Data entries
-*-

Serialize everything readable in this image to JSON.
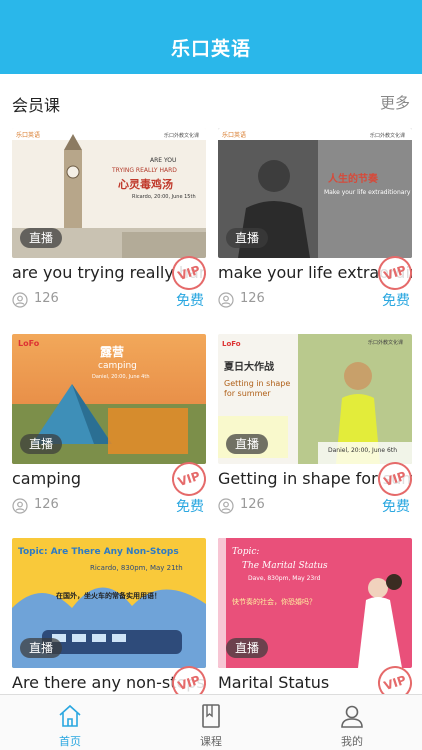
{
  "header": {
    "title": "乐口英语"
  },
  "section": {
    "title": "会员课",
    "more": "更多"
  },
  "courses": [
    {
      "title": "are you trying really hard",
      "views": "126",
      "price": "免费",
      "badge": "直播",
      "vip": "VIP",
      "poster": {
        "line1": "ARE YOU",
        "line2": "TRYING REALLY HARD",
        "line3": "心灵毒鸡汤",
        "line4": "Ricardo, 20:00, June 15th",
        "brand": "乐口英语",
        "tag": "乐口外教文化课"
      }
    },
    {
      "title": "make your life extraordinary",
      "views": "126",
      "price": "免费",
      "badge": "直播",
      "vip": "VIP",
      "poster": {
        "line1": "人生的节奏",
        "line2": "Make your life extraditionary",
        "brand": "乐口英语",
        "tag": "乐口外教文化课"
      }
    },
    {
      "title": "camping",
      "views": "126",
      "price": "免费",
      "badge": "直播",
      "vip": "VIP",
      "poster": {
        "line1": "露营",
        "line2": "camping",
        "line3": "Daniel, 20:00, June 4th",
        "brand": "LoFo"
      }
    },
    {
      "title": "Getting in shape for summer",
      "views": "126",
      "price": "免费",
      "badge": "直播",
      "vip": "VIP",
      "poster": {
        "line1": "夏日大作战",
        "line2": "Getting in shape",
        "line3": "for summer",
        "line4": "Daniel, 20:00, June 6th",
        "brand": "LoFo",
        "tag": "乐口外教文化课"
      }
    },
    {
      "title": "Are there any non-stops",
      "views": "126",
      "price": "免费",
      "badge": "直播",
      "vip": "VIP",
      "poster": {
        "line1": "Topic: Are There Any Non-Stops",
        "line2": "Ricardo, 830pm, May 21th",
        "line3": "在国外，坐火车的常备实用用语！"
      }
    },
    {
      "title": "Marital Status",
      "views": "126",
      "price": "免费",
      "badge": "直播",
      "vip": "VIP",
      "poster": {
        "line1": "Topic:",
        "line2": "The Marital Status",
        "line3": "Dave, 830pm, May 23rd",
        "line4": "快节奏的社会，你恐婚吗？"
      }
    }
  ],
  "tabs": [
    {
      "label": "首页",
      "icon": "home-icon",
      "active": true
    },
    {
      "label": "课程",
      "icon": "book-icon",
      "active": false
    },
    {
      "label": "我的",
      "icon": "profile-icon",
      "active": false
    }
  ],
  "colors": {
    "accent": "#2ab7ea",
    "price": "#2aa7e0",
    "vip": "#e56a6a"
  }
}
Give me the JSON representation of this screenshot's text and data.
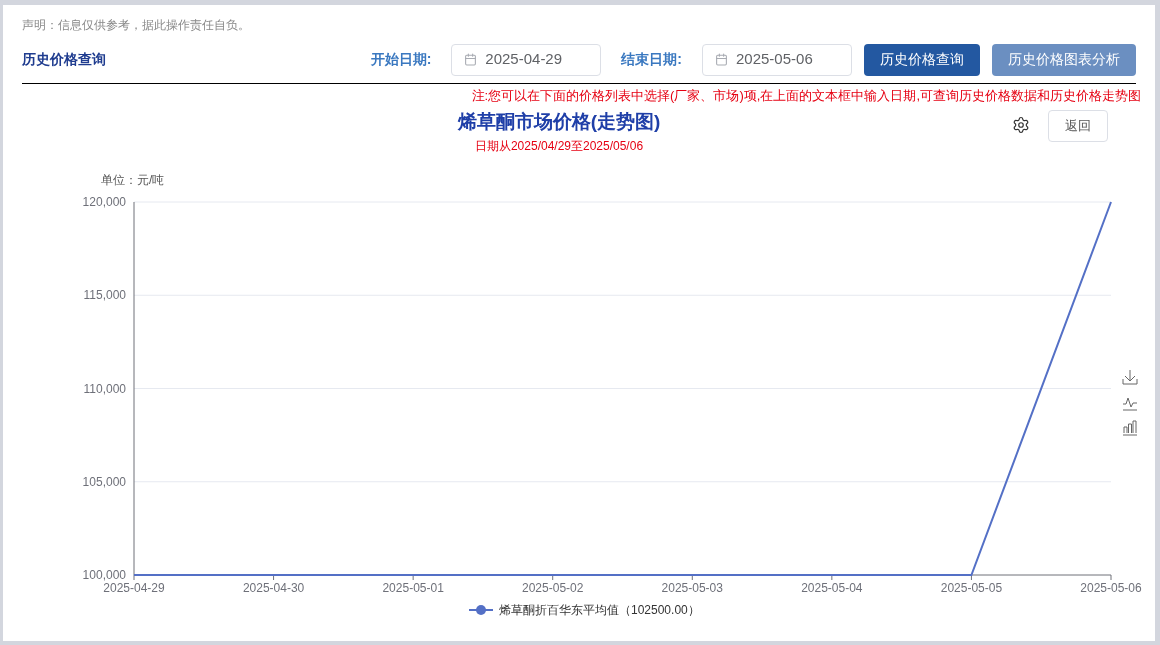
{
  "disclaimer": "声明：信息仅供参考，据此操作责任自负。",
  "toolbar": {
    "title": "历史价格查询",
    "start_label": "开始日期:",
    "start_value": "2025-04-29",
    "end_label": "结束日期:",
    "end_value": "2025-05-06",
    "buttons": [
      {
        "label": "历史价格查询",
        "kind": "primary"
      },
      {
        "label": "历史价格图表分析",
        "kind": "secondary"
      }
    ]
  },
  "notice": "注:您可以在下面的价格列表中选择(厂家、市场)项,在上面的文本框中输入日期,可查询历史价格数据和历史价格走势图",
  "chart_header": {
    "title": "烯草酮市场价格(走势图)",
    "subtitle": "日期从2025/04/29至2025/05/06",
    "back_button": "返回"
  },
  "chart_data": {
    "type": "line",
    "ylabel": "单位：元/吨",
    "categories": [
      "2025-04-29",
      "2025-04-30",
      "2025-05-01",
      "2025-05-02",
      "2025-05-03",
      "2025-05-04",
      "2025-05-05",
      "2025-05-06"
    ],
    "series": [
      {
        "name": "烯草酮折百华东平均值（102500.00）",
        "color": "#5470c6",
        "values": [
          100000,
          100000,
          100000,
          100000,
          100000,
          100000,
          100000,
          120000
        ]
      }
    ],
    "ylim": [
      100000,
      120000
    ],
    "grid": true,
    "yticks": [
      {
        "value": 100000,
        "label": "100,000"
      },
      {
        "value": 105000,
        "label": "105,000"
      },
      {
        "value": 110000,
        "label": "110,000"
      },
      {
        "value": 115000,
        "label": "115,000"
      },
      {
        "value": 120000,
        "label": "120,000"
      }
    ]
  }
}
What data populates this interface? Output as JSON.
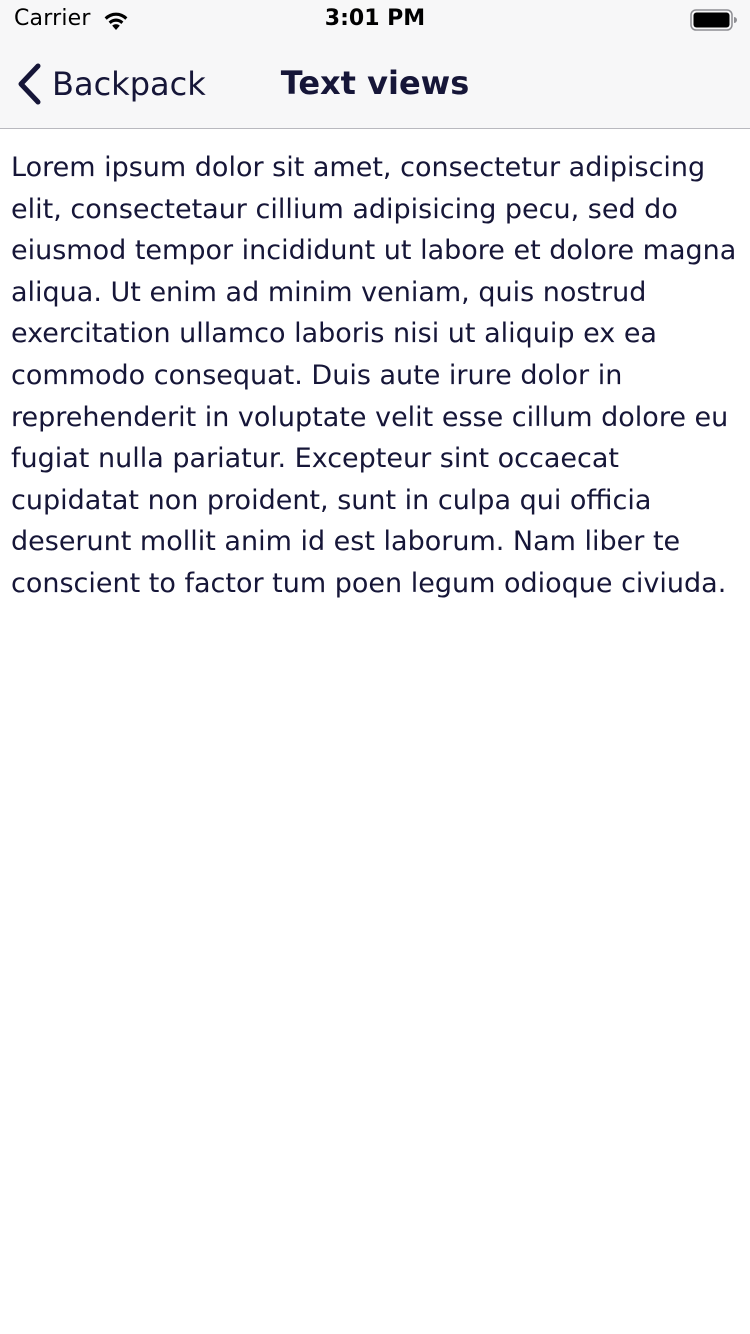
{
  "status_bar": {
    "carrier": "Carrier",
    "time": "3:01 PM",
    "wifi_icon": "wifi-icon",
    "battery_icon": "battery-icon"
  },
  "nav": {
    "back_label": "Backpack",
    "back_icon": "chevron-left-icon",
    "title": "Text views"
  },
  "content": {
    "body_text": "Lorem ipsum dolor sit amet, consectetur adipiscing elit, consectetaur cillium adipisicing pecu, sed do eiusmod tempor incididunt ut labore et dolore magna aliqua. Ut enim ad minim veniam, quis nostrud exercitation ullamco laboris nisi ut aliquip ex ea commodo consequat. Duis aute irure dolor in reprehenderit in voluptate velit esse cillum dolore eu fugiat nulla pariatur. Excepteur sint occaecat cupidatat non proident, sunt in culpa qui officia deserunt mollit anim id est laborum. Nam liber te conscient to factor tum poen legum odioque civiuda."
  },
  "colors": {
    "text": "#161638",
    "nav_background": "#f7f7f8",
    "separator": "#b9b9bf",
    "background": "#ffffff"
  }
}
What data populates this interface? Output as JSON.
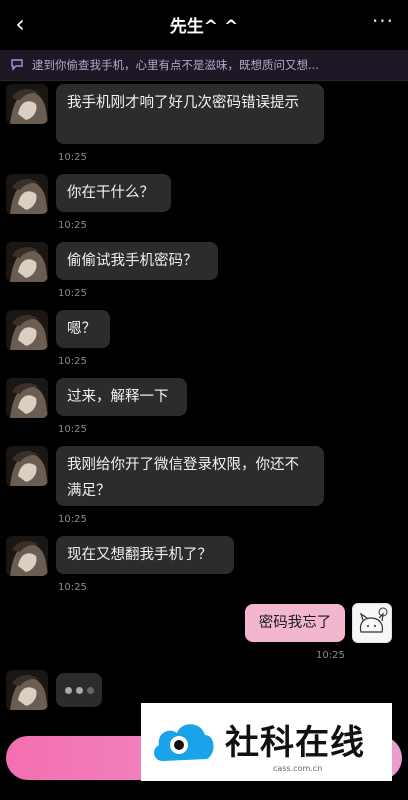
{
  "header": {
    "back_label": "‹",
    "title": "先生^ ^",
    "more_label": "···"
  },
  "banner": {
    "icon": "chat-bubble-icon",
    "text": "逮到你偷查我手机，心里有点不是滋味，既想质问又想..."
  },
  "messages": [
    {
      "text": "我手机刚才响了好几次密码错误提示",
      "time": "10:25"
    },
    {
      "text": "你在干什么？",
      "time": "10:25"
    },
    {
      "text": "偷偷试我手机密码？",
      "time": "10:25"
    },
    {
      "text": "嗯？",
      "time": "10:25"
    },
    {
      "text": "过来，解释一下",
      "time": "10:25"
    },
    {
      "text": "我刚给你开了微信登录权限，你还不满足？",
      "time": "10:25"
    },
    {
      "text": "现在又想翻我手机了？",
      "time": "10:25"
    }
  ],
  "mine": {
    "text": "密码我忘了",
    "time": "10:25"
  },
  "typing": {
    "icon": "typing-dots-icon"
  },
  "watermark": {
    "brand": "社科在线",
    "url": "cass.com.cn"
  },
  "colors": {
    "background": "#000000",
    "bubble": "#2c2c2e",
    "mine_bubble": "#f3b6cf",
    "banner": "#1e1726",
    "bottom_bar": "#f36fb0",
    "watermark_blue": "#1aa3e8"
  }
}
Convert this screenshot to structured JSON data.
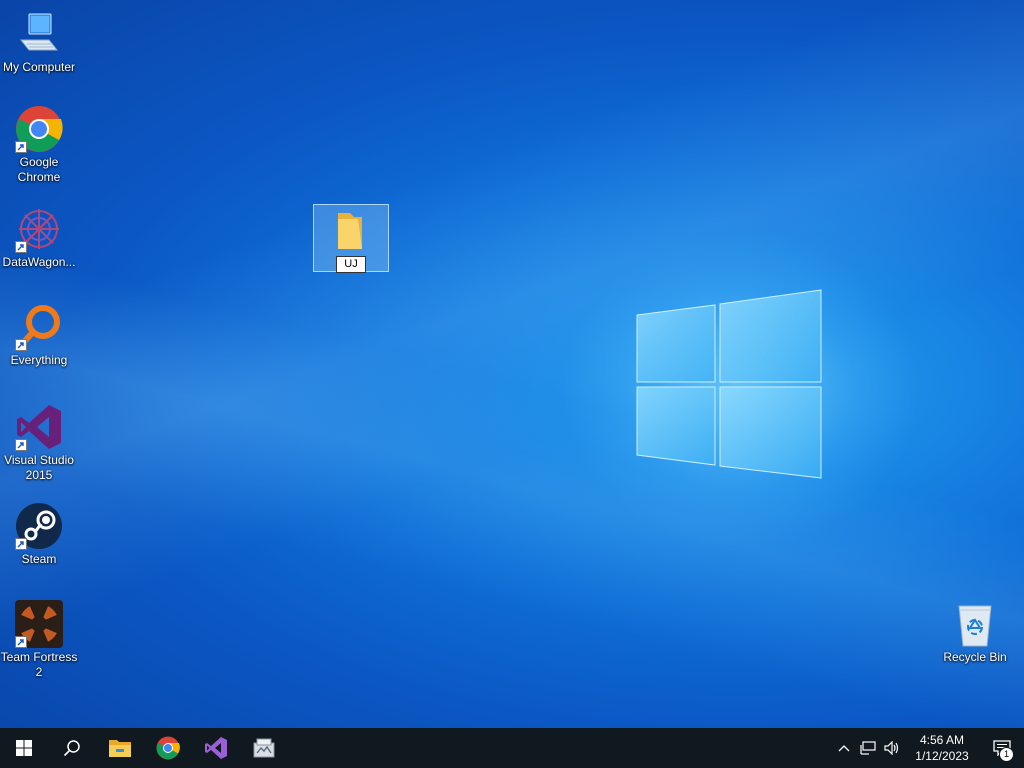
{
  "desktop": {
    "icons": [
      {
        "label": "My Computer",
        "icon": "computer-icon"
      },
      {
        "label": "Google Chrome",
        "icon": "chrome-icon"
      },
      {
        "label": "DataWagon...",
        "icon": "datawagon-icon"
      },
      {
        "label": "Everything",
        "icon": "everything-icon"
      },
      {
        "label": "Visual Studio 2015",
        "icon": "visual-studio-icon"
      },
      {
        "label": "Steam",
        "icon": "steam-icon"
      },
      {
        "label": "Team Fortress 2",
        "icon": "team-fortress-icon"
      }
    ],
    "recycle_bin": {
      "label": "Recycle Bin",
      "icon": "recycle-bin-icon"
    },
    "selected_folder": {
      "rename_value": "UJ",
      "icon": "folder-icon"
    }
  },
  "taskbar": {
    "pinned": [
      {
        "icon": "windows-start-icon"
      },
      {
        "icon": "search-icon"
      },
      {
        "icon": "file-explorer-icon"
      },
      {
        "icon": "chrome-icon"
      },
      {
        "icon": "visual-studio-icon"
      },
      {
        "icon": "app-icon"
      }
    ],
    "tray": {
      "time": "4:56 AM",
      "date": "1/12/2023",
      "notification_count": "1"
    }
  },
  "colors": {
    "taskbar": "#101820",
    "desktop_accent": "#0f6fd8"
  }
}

-*-

Written instruction: Quote the preceding listing precisely and completely, omitting its images.

Worked answer:
Serialize everything readable in this image to JSON.
{
  "header": {
    "title": "乐口英语"
  },
  "section": {
    "title": "会员课",
    "more": "更多"
  },
  "courses": [
    {
      "title": "are you trying really hard",
      "views": "126",
      "price": "免费",
      "badge": "直播",
      "vip": "VIP",
      "poster": {
        "line1": "ARE YOU",
        "line2": "TRYING REALLY HARD",
        "line3": "心灵毒鸡汤",
        "line4": "Ricardo, 20:00, June 15th",
        "brand": "乐口英语",
        "tag": "乐口外教文化课"
      }
    },
    {
      "title": "make your life extraordinary",
      "views": "126",
      "price": "免费",
      "badge": "直播",
      "vip": "VIP",
      "poster": {
        "line1": "人生的节奏",
        "line2": "Make your life extraditionary",
        "brand": "乐口英语",
        "tag": "乐口外教文化课"
      }
    },
    {
      "title": "camping",
      "views": "126",
      "price": "免费",
      "badge": "直播",
      "vip": "VIP",
      "poster": {
        "line1": "露营",
        "line2": "camping",
        "line3": "Daniel, 20:00, June 4th",
        "brand": "LoFo"
      }
    },
    {
      "title": "Getting in shape for summer",
      "views": "126",
      "price": "免费",
      "badge": "直播",
      "vip": "VIP",
      "poster": {
        "line1": "夏日大作战",
        "line2": "Getting in shape",
        "line3": "for summer",
        "line4": "Daniel, 20:00, June 6th",
        "brand": "LoFo",
        "tag": "乐口外教文化课"
      }
    },
    {
      "title": "Are there any non-stops",
      "views": "126",
      "price": "免费",
      "badge": "直播",
      "vip": "VIP",
      "poster": {
        "line1": "Topic: Are There Any Non-Stops",
        "line2": "Ricardo, 830pm, May 21th",
        "line3": "在国外，坐火车的常备实用用语！"
      }
    },
    {
      "title": "Marital Status",
      "views": "126",
      "price": "免费",
      "badge": "直播",
      "vip": "VIP",
      "poster": {
        "line1": "Topic:",
        "line2": "The Marital Status",
        "line3": "Dave, 830pm, May 23rd",
        "line4": "快节奏的社会，你恐婚吗？"
      }
    }
  ],
  "tabs": [
    {
      "label": "首页",
      "icon": "home-icon",
      "active": true
    },
    {
      "label": "课程",
      "icon": "book-icon",
      "active": false
    },
    {
      "label": "我的",
      "icon": "profile-icon",
      "active": false
    }
  ],
  "colors": {
    "accent": "#2ab7ea",
    "price": "#2aa7e0",
    "vip": "#e56a6a"
  }
}
Give me the JSON representation of this screenshot's text and data.
{
  "disclaimer": "声明：信息仅供参考，据此操作责任自负。",
  "toolbar": {
    "title": "历史价格查询",
    "start_label": "开始日期:",
    "start_value": "2025-04-29",
    "end_label": "结束日期:",
    "end_value": "2025-05-06",
    "buttons": [
      {
        "label": "历史价格查询",
        "kind": "primary"
      },
      {
        "label": "历史价格图表分析",
        "kind": "secondary"
      }
    ]
  },
  "notice": "注:您可以在下面的价格列表中选择(厂家、市场)项,在上面的文本框中输入日期,可查询历史价格数据和历史价格走势图",
  "chart_header": {
    "title": "烯草酮市场价格(走势图)",
    "subtitle": "日期从2025/04/29至2025/05/06",
    "back_button": "返回"
  },
  "chart_data": {
    "type": "line",
    "ylabel": "单位：元/吨",
    "categories": [
      "2025-04-29",
      "2025-04-30",
      "2025-05-01",
      "2025-05-02",
      "2025-05-03",
      "2025-05-04",
      "2025-05-05",
      "2025-05-06"
    ],
    "series": [
      {
        "name": "烯草酮折百华东平均值（102500.00）",
        "color": "#5470c6",
        "values": [
          100000,
          100000,
          100000,
          100000,
          100000,
          100000,
          100000,
          120000
        ]
      }
    ],
    "ylim": [
      100000,
      120000
    ],
    "grid": true,
    "yticks": [
      {
        "value": 100000,
        "label": "100,000"
      },
      {
        "value": 105000,
        "label": "105,000"
      },
      {
        "value": 110000,
        "label": "110,000"
      },
      {
        "value": 115000,
        "label": "115,000"
      },
      {
        "value": 120000,
        "label": "120,000"
      }
    ]
  }
}
What data populates this interface? Output as JSON.
{
  "status_bar": {
    "carrier": "Carrier",
    "time": "3:01 PM",
    "wifi_icon": "wifi-icon",
    "battery_icon": "battery-icon"
  },
  "nav": {
    "back_label": "Backpack",
    "back_icon": "chevron-left-icon",
    "title": "Text views"
  },
  "content": {
    "body_text": "Lorem ipsum dolor sit amet, consectetur adipiscing elit, consectetaur cillium adipisicing pecu, sed do eiusmod tempor incididunt ut labore et dolore magna aliqua. Ut enim ad minim veniam, quis nostrud exercitation ullamco laboris nisi ut aliquip ex ea commodo consequat. Duis aute irure dolor in reprehenderit in voluptate velit esse cillum dolore eu fugiat nulla pariatur. Excepteur sint occaecat cupidatat non proident, sunt in culpa qui officia deserunt mollit anim id est laborum. Nam liber te conscient to factor tum poen legum odioque civiuda."
  },
  "colors": {
    "text": "#161638",
    "nav_background": "#f7f7f8",
    "separator": "#b9b9bf",
    "background": "#ffffff"
  }
}
What data populates this interface? Output as JSON.
{
  "header": {
    "back_label": "‹",
    "title": "先生^ ^",
    "more_label": "···"
  },
  "banner": {
    "icon": "chat-bubble-icon",
    "text": "逮到你偷查我手机，心里有点不是滋味，既想质问又想..."
  },
  "messages": [
    {
      "text": "我手机刚才响了好几次密码错误提示",
      "time": "10:25"
    },
    {
      "text": "你在干什么？",
      "time": "10:25"
    },
    {
      "text": "偷偷试我手机密码？",
      "time": "10:25"
    },
    {
      "text": "嗯？",
      "time": "10:25"
    },
    {
      "text": "过来，解释一下",
      "time": "10:25"
    },
    {
      "text": "我刚给你开了微信登录权限，你还不满足？",
      "time": "10:25"
    },
    {
      "text": "现在又想翻我手机了？",
      "time": "10:25"
    }
  ],
  "mine": {
    "text": "密码我忘了",
    "time": "10:25"
  },
  "typing": {
    "icon": "typing-dots-icon"
  },
  "watermark": {
    "brand": "社科在线",
    "url": "cass.com.cn"
  },
  "colors": {
    "background": "#000000",
    "bubble": "#2c2c2e",
    "mine_bubble": "#f3b6cf",
    "banner": "#1e1726",
    "bottom_bar": "#f36fb0",
    "watermark_blue": "#1aa3e8"
  }
}
Convert this screenshot to structured JSON data.
{
  "desktop": {
    "icons": [
      {
        "label": "My Computer",
        "icon": "computer-icon"
      },
      {
        "label": "Google Chrome",
        "icon": "chrome-icon"
      },
      {
        "label": "DataWagon...",
        "icon": "datawagon-icon"
      },
      {
        "label": "Everything",
        "icon": "everything-icon"
      },
      {
        "label": "Visual Studio 2015",
        "icon": "visual-studio-icon"
      },
      {
        "label": "Steam",
        "icon": "steam-icon"
      },
      {
        "label": "Team Fortress 2",
        "icon": "team-fortress-icon"
      }
    ],
    "recycle_bin": {
      "label": "Recycle Bin",
      "icon": "recycle-bin-icon"
    },
    "selected_folder": {
      "rename_value": "UJ",
      "icon": "folder-icon"
    }
  },
  "taskbar": {
    "pinned": [
      {
        "icon": "windows-start-icon"
      },
      {
        "icon": "search-icon"
      },
      {
        "icon": "file-explorer-icon"
      },
      {
        "icon": "chrome-icon"
      },
      {
        "icon": "visual-studio-icon"
      },
      {
        "icon": "app-icon"
      }
    ],
    "tray": {
      "time": "4:56 AM",
      "date": "1/12/2023",
      "notification_count": "1"
    }
  },
  "colors": {
    "taskbar": "#101820",
    "desktop_accent": "#0f6fd8"
  }
}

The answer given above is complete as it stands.